## Work required
All of the material below is to be returned exactly.

## Records supplied
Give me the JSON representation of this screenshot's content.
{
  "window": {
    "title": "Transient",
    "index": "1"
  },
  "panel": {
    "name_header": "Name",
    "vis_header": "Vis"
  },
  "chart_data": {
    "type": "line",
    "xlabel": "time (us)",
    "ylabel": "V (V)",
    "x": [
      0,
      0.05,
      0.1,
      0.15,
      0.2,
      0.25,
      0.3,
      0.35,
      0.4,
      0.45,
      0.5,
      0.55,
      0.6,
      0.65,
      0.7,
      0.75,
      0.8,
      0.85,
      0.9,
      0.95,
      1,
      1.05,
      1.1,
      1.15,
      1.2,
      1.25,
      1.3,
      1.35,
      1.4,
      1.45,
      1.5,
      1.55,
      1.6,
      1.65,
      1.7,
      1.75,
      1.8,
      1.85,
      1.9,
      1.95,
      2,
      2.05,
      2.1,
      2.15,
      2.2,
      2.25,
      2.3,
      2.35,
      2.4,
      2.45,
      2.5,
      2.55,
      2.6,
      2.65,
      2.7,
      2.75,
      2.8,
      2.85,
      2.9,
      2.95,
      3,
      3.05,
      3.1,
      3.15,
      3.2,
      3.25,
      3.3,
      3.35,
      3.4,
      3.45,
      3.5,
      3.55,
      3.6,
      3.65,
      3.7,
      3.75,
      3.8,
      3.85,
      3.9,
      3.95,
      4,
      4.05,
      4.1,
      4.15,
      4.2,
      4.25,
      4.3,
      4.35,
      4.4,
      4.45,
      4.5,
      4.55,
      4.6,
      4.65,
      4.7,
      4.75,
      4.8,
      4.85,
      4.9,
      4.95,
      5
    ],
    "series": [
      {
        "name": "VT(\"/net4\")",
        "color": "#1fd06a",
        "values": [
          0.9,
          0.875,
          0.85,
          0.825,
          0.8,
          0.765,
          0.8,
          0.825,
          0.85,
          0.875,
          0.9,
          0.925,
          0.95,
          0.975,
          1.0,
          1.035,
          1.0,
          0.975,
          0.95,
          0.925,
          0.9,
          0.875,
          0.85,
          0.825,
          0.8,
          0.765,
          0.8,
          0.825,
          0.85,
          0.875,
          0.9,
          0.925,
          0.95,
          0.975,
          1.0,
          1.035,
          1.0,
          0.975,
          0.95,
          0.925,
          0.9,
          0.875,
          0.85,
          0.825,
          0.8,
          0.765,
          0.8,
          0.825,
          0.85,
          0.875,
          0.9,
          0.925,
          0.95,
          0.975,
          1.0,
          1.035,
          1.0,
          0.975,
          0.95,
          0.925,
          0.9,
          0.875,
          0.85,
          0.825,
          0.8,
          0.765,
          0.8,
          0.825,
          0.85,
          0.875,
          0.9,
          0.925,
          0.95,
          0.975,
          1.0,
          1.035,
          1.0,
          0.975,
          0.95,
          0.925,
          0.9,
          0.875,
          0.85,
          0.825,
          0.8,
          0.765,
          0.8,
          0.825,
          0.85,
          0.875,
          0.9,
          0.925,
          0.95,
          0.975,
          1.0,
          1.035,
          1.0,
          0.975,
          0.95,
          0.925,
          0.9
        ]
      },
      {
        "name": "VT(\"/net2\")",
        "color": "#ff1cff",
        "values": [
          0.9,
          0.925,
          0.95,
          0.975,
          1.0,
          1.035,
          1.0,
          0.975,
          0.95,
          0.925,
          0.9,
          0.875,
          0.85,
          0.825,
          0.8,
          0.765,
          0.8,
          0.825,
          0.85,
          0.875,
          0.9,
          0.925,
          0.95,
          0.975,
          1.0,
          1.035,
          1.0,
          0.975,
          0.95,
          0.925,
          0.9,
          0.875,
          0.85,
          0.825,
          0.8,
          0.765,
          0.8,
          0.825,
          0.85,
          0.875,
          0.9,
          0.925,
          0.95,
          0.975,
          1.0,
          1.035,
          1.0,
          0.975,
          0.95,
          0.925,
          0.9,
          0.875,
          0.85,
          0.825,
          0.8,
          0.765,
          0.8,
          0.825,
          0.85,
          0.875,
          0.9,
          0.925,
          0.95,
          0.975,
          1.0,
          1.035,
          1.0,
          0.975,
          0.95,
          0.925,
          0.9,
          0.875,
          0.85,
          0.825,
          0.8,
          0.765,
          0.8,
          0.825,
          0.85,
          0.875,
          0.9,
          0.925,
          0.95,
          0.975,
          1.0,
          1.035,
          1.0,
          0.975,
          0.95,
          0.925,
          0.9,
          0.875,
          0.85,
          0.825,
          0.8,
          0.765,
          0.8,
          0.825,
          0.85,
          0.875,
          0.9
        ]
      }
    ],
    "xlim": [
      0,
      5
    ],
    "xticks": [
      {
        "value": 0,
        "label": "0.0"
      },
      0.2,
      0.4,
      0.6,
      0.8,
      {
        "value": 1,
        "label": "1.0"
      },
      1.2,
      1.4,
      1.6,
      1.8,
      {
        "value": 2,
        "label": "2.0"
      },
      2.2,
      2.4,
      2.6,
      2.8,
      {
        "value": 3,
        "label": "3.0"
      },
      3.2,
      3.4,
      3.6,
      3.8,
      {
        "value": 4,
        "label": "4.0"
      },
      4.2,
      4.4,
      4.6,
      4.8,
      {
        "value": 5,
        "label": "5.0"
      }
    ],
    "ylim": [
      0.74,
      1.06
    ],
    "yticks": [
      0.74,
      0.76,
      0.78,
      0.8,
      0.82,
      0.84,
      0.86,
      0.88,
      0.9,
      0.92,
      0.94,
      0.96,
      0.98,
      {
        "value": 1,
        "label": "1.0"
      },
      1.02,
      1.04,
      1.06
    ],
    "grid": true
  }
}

## Expected output
Give me the JSON representation of this screenshot's content.
{
  "window": {
    "title": "Transient",
    "index": "1"
  },
  "panel": {
    "name_header": "Name",
    "vis_header": "Vis"
  },
  "chart_data": {
    "type": "line",
    "xlabel": "time (us)",
    "ylabel": "V (V)",
    "x": [
      0,
      0.05,
      0.1,
      0.15,
      0.2,
      0.25,
      0.3,
      0.35,
      0.4,
      0.45,
      0.5,
      0.55,
      0.6,
      0.65,
      0.7,
      0.75,
      0.8,
      0.85,
      0.9,
      0.95,
      1,
      1.05,
      1.1,
      1.15,
      1.2,
      1.25,
      1.3,
      1.35,
      1.4,
      1.45,
      1.5,
      1.55,
      1.6,
      1.65,
      1.7,
      1.75,
      1.8,
      1.85,
      1.9,
      1.95,
      2,
      2.05,
      2.1,
      2.15,
      2.2,
      2.25,
      2.3,
      2.35,
      2.4,
      2.45,
      2.5,
      2.55,
      2.6,
      2.65,
      2.7,
      2.75,
      2.8,
      2.85,
      2.9,
      2.95,
      3,
      3.05,
      3.1,
      3.15,
      3.2,
      3.25,
      3.3,
      3.35,
      3.4,
      3.45,
      3.5,
      3.55,
      3.6,
      3.65,
      3.7,
      3.75,
      3.8,
      3.85,
      3.9,
      3.95,
      4,
      4.05,
      4.1,
      4.15,
      4.2,
      4.25,
      4.3,
      4.35,
      4.4,
      4.45,
      4.5,
      4.55,
      4.6,
      4.65,
      4.7,
      4.75,
      4.8,
      4.85,
      4.9,
      4.95,
      5
    ],
    "series": [
      {
        "name": "VT(\"/net4\")",
        "color": "#1fd06a",
        "values": [
          0.9,
          0.875,
          0.85,
          0.825,
          0.8,
          0.765,
          0.8,
          0.825,
          0.85,
          0.875,
          0.9,
          0.925,
          0.95,
          0.975,
          1.0,
          1.035,
          1.0,
          0.975,
          0.95,
          0.925,
          0.9,
          0.875,
          0.85,
          0.825,
          0.8,
          0.765,
          0.8,
          0.825,
          0.85,
          0.875,
          0.9,
          0.925,
          0.95,
          0.975,
          1.0,
          1.035,
          1.0,
          0.975,
          0.95,
          0.925,
          0.9,
          0.875,
          0.85,
          0.825,
          0.8,
          0.765,
          0.8,
          0.825,
          0.85,
          0.875,
          0.9,
          0.925,
          0.95,
          0.975,
          1.0,
          1.035,
          1.0,
          0.975,
          0.95,
          0.925,
          0.9,
          0.875,
          0.85,
          0.825,
          0.8,
          0.765,
          0.8,
          0.825,
          0.85,
          0.875,
          0.9,
          0.925,
          0.95,
          0.975,
          1.0,
          1.035,
          1.0,
          0.975,
          0.95,
          0.925,
          0.9,
          0.875,
          0.85,
          0.825,
          0.8,
          0.765,
          0.8,
          0.825,
          0.85,
          0.875,
          0.9,
          0.925,
          0.95,
          0.975,
          1.0,
          1.035,
          1.0,
          0.975,
          0.95,
          0.925,
          0.9
        ]
      },
      {
        "name": "VT(\"/net2\")",
        "color": "#ff1cff",
        "values": [
          0.9,
          0.925,
          0.95,
          0.975,
          1.0,
          1.035,
          1.0,
          0.975,
          0.95,
          0.925,
          0.9,
          0.875,
          0.85,
          0.825,
          0.8,
          0.765,
          0.8,
          0.825,
          0.85,
          0.875,
          0.9,
          0.925,
          0.95,
          0.975,
          1.0,
          1.035,
          1.0,
          0.975,
          0.95,
          0.925,
          0.9,
          0.875,
          0.85,
          0.825,
          0.8,
          0.765,
          0.8,
          0.825,
          0.85,
          0.875,
          0.9,
          0.925,
          0.95,
          0.975,
          1.0,
          1.035,
          1.0,
          0.975,
          0.95,
          0.925,
          0.9,
          0.875,
          0.85,
          0.825,
          0.8,
          0.765,
          0.8,
          0.825,
          0.85,
          0.875,
          0.9,
          0.925,
          0.95,
          0.975,
          1.0,
          1.035,
          1.0,
          0.975,
          0.95,
          0.925,
          0.9,
          0.875,
          0.85,
          0.825,
          0.8,
          0.765,
          0.8,
          0.825,
          0.85,
          0.875,
          0.9,
          0.925,
          0.95,
          0.975,
          1.0,
          1.035,
          1.0,
          0.975,
          0.95,
          0.925,
          0.9,
          0.875,
          0.85,
          0.825,
          0.8,
          0.765,
          0.8,
          0.825,
          0.85,
          0.875,
          0.9
        ]
      }
    ],
    "xlim": [
      0,
      5
    ],
    "xticks": [
      {
        "value": 0,
        "label": "0.0"
      },
      0.2,
      0.4,
      0.6,
      0.8,
      {
        "value": 1,
        "label": "1.0"
      },
      1.2,
      1.4,
      1.6,
      1.8,
      {
        "value": 2,
        "label": "2.0"
      },
      2.2,
      2.4,
      2.6,
      2.8,
      {
        "value": 3,
        "label": "3.0"
      },
      3.2,
      3.4,
      3.6,
      3.8,
      {
        "value": 4,
        "label": "4.0"
      },
      4.2,
      4.4,
      4.6,
      4.8,
      {
        "value": 5,
        "label": "5.0"
      }
    ],
    "ylim": [
      0.74,
      1.06
    ],
    "yticks": [
      0.74,
      0.76,
      0.78,
      0.8,
      0.82,
      0.84,
      0.86,
      0.88,
      0.9,
      0.92,
      0.94,
      0.96,
      0.98,
      {
        "value": 1,
        "label": "1.0"
      },
      1.02,
      1.04,
      1.06
    ],
    "grid": true
  }
}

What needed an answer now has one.